● **Reading text**:
________
Photographing the wedding formal groups
Photographing the family groups and the formal photos at weddings doesn’t really strike fear in my heart any more. I have the experience to work efficiently, and also work around any challenges that come up. I can take things in my stride, and I’m not often ruffled. I keep things motoring along.
With that, I just had to share this amusing photo from a recent wedding – the bride and groom with the 3 nephews. Count them! And that’s about the best shot we got with all three of the kiddos in the frame.
So even with all the experience and cameras & lighting gear, plans might not quite work the way we intended. But … we keep rolling on and take this in our stride. This is a memory of the day. This is how it was. No reason to force anything with little kids and upset them. This was a real moment, and I am sure it will bring a smile to everyone’s face forever.
The final group shot of the afternoon, before heading out to the reception venue – every family member in the frame.
________
● **Supplied information**:
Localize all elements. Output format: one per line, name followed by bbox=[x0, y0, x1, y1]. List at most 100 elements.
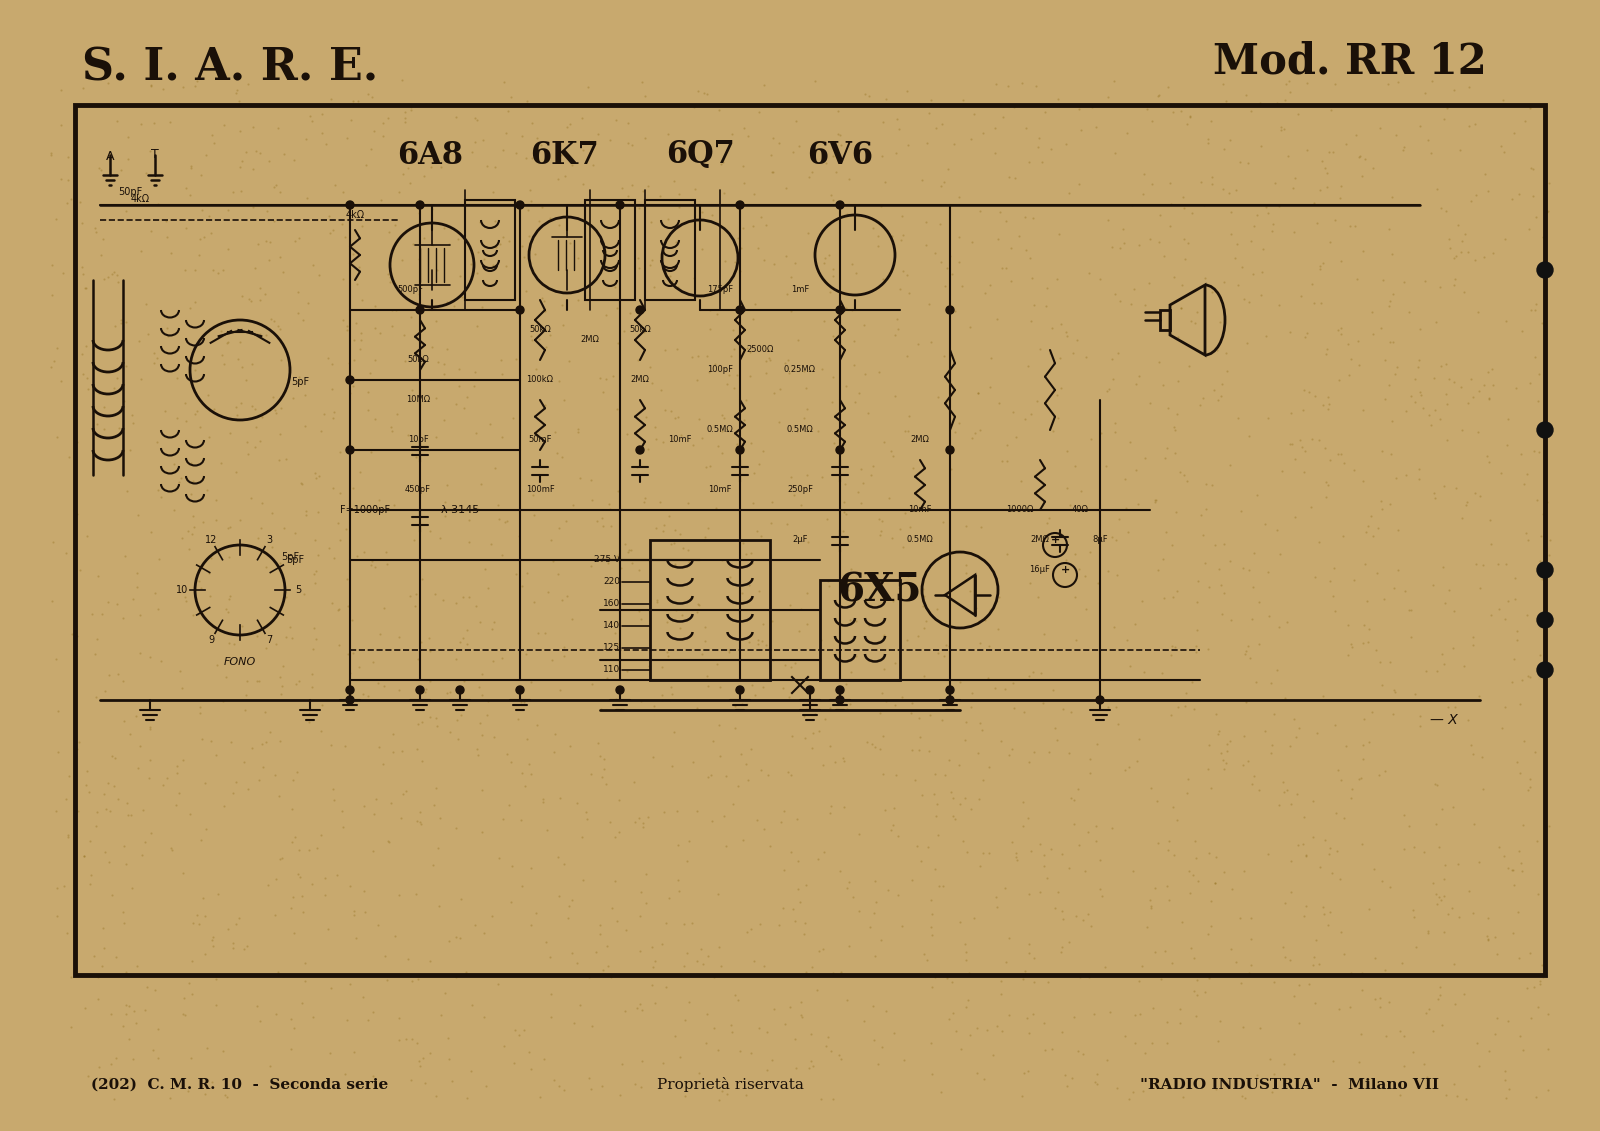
________
● **Jobs**:
1. For each statement about the post on wedding formal groups, say yes or no depending on whether the post agrees, and quote the words that decide it. (a) The photographer is still frightened of photographing family groups at weddings. (b) When small children won't cooperate, the photographer tries to force the shot. (c) The last group photo of the afternoon was taken before everyone left for the reception venue.
2. In the post on wedding formal groups, list every sentence of the first paragraph under the title that begins with the word "I".
3. From the post on wedding formal groups, return the passage that begins at the words "With that, I" and stops after the words "everyone’s face forever.", keeping the wording unchanged.

● **Solution list**:
1.
(a) No: "doesn’t really strike fear in my heart any more"
(b) No: "No reason to force anything with little kids and upset them."
(c) Yes: "The final group shot of the afternoon, before heading out to the reception venue"

2.
- I have the experience to work efficiently, and also work around any challenges that come up.
- I can take things in my stride, and I’m not often ruffled.
- I keep things motoring along.

3.
With that, I just had to share this amusing photo from a recent wedding – the bride and groom with the 3 nephews. Count them! And that’s about the best shot we got with all three of the kiddos in the frame.
So even with all the experience and cameras & lighting gear, plans might not quite work the way we intended. But … we keep rolling on and take this in our stride. This is a memory of the day. This is how it was. No reason to force anything with little kids and upset them. This was a real moment, and I am sure it will bring a smile to everyone’s face forever.